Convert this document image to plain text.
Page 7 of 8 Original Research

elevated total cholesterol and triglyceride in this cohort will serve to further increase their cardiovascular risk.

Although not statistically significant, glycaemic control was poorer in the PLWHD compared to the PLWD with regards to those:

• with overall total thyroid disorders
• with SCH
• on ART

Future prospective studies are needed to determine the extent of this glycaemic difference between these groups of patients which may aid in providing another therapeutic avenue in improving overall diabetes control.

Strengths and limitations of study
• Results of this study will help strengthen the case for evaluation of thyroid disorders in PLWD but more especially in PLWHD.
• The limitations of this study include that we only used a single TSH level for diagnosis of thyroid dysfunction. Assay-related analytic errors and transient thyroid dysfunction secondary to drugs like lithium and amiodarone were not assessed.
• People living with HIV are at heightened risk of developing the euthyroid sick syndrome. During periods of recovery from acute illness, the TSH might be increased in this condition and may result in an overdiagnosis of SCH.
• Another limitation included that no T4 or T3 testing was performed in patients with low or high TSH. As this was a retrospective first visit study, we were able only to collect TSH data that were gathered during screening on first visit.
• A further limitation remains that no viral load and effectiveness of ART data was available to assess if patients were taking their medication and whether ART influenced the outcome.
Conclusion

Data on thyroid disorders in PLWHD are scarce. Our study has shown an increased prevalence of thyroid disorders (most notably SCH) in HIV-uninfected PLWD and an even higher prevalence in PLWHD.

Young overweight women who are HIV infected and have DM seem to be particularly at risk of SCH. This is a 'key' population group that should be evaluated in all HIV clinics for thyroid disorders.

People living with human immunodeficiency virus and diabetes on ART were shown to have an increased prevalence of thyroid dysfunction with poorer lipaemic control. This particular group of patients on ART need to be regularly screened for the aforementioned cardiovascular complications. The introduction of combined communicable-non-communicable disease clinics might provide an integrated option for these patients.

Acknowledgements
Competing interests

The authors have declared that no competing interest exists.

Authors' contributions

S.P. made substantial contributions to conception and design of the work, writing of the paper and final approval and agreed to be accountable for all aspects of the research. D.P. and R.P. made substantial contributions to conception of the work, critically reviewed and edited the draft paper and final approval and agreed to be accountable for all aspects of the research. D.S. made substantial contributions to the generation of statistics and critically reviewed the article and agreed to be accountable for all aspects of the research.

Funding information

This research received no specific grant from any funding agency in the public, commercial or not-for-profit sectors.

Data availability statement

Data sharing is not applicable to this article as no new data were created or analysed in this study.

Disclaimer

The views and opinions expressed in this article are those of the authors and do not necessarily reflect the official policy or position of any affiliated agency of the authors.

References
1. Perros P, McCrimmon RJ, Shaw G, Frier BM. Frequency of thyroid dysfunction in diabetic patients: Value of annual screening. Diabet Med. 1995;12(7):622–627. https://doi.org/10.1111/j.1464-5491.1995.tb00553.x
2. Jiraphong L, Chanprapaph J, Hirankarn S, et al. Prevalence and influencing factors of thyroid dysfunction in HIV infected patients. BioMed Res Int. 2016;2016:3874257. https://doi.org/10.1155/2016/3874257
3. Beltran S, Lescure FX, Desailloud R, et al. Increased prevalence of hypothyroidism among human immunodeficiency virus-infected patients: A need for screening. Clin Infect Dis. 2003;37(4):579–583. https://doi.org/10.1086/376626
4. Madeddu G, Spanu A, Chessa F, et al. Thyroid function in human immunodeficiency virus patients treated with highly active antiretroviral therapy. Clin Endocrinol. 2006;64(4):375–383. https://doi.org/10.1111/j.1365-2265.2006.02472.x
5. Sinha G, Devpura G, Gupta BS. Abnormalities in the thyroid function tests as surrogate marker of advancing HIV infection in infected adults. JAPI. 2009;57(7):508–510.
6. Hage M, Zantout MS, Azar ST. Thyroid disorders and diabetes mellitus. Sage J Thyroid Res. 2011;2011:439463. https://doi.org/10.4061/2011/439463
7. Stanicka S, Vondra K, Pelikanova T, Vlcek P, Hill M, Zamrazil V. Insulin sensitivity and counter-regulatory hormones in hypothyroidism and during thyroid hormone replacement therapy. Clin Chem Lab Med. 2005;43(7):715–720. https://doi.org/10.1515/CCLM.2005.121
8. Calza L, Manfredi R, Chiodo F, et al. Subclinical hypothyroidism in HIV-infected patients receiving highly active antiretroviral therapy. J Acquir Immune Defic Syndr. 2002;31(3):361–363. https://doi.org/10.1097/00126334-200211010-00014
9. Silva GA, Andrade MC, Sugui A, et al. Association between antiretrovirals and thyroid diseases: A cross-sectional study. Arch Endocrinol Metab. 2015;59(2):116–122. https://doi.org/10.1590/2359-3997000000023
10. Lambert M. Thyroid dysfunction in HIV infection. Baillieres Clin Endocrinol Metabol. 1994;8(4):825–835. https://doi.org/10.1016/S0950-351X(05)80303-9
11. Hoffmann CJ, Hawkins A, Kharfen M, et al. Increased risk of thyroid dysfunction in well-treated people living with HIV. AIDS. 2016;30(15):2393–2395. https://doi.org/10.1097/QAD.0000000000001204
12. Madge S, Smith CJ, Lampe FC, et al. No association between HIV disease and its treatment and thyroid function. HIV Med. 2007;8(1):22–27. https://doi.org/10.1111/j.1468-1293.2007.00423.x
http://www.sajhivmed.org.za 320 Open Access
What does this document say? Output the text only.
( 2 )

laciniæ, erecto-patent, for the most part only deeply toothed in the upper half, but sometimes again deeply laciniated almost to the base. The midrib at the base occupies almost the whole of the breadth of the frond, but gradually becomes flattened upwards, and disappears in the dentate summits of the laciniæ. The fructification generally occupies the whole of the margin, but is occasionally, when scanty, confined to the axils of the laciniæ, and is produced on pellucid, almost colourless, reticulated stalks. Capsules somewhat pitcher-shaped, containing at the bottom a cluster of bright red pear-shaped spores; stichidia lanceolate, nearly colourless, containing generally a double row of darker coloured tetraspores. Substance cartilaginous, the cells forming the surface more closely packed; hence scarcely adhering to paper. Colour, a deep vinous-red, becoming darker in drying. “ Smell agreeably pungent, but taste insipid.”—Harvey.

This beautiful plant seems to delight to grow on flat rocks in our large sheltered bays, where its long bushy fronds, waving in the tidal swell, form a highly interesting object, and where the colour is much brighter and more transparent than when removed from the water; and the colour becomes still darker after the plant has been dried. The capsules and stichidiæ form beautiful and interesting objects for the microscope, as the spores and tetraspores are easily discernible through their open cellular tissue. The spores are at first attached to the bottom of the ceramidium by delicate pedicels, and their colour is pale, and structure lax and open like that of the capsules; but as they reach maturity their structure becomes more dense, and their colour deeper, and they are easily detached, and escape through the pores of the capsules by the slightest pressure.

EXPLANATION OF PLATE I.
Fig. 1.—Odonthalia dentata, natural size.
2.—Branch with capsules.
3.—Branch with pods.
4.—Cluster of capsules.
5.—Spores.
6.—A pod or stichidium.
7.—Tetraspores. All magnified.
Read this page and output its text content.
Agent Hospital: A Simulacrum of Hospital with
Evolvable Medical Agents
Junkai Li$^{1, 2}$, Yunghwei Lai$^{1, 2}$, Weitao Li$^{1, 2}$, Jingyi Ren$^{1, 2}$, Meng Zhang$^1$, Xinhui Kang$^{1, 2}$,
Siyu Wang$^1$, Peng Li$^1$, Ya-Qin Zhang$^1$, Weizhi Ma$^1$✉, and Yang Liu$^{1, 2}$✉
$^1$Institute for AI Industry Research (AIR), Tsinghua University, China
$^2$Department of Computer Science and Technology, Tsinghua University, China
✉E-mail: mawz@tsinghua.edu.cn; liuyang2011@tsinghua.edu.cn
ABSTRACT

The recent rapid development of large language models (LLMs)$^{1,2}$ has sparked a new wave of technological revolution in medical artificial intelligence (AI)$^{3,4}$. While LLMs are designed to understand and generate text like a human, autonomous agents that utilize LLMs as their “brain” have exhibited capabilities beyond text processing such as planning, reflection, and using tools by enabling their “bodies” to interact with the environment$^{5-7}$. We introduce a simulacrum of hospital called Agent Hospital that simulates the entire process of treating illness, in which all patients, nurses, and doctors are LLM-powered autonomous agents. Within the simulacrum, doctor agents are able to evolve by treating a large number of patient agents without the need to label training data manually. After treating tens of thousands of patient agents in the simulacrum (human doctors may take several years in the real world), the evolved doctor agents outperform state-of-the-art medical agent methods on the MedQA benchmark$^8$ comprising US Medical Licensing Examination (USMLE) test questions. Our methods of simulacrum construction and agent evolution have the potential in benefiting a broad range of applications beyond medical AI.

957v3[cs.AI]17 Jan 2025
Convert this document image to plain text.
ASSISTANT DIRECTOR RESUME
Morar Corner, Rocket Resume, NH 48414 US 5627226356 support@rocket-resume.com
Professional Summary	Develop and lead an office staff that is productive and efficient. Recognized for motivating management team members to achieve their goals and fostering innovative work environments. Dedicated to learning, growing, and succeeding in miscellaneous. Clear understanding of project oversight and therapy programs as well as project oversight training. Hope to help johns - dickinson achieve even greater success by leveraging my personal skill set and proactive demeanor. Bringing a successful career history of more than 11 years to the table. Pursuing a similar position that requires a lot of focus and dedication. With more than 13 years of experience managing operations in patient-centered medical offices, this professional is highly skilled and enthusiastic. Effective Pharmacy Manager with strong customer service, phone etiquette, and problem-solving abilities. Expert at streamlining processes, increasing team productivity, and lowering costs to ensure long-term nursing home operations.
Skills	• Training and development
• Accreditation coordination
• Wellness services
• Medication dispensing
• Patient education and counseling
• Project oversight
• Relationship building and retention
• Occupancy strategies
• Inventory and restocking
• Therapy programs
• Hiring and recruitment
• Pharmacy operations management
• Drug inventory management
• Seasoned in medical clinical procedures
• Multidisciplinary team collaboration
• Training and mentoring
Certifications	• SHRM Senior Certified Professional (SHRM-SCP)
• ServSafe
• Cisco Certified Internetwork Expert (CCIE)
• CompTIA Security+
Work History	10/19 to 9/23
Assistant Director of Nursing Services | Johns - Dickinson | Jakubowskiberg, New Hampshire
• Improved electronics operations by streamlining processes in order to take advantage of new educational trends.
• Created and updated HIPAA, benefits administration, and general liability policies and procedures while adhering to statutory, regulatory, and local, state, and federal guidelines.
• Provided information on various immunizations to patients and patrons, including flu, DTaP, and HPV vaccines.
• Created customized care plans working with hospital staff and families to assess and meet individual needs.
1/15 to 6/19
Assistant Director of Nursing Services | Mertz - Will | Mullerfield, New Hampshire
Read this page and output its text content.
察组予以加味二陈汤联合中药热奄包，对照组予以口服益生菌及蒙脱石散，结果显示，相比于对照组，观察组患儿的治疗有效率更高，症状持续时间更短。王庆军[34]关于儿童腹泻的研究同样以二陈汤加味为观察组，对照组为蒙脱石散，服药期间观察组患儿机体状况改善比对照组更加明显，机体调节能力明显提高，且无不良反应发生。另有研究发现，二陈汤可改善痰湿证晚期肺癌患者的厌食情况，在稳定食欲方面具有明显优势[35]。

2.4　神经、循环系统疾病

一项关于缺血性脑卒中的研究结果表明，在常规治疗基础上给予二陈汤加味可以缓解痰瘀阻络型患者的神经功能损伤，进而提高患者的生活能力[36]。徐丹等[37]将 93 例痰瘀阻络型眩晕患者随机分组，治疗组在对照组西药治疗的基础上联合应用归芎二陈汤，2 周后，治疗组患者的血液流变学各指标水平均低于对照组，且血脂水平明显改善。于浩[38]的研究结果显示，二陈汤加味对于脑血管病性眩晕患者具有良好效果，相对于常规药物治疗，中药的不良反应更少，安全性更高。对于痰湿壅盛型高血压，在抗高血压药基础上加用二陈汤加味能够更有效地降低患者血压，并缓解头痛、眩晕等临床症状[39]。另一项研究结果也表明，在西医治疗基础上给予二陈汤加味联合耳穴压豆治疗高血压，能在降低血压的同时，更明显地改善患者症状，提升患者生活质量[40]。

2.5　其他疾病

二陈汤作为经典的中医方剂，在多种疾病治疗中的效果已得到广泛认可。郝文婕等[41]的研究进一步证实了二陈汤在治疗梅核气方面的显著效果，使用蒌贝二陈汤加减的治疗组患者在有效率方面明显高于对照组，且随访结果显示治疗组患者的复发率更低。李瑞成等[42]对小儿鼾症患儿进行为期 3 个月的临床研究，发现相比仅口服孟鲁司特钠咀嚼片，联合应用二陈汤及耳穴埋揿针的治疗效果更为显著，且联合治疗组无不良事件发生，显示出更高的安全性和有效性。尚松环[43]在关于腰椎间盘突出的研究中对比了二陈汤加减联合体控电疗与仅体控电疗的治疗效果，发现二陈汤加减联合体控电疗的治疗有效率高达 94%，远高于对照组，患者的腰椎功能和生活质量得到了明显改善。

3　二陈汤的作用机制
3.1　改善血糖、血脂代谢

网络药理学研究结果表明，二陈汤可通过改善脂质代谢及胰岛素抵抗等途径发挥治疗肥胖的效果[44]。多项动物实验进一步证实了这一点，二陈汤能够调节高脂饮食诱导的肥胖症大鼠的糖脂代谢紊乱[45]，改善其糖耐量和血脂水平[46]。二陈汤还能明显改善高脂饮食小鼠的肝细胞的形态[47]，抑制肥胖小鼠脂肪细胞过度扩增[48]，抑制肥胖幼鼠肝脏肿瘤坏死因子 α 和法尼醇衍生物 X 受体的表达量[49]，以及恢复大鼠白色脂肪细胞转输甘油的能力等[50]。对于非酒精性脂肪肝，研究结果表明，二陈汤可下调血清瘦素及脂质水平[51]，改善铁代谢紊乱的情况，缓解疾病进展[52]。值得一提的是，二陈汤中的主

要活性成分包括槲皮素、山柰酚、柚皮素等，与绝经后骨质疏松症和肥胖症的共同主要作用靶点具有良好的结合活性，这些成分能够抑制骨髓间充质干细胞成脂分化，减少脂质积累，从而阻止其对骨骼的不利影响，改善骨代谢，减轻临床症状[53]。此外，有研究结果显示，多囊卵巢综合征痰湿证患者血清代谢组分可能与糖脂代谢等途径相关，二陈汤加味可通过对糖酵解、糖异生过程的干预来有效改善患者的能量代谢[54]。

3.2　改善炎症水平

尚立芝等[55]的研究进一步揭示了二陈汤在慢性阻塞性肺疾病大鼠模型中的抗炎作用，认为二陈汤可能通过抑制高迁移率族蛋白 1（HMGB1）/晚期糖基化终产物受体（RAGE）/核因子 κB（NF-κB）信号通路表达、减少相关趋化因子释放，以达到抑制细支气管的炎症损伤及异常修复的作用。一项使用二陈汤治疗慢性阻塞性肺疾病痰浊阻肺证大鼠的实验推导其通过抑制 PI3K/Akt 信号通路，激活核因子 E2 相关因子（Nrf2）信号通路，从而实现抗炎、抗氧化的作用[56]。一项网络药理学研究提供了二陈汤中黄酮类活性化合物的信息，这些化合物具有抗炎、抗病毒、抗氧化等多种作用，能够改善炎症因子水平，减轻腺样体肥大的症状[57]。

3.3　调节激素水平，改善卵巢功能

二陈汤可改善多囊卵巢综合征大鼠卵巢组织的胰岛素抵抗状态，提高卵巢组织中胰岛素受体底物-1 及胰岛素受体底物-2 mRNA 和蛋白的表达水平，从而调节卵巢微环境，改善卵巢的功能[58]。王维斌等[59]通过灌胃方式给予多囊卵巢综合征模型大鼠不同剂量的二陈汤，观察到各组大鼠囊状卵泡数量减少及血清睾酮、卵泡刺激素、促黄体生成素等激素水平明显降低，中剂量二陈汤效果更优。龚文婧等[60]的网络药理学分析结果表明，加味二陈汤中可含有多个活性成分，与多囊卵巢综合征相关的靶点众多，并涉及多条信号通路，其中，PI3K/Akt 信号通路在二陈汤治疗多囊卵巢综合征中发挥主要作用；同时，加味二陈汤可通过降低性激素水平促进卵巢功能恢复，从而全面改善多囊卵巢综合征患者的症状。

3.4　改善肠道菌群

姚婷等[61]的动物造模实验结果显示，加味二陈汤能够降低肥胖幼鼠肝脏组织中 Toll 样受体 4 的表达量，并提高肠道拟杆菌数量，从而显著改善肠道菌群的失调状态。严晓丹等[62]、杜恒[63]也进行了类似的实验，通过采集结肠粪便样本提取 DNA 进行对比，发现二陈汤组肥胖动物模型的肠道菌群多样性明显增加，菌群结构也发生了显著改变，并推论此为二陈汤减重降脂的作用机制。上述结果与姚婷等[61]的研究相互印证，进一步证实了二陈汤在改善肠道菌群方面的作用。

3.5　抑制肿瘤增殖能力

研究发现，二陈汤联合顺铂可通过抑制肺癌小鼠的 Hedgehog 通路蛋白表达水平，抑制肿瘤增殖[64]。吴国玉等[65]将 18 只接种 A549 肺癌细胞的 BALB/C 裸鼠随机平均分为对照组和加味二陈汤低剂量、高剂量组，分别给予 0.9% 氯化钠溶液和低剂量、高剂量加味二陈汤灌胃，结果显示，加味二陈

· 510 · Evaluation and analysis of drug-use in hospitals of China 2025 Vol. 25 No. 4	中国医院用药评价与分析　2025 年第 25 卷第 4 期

########

## Exercise objective
The lines to copy are those in the records above containing the word "Branch".

## Written solution
2.—Branch with capsules.
3.—Branch with pods.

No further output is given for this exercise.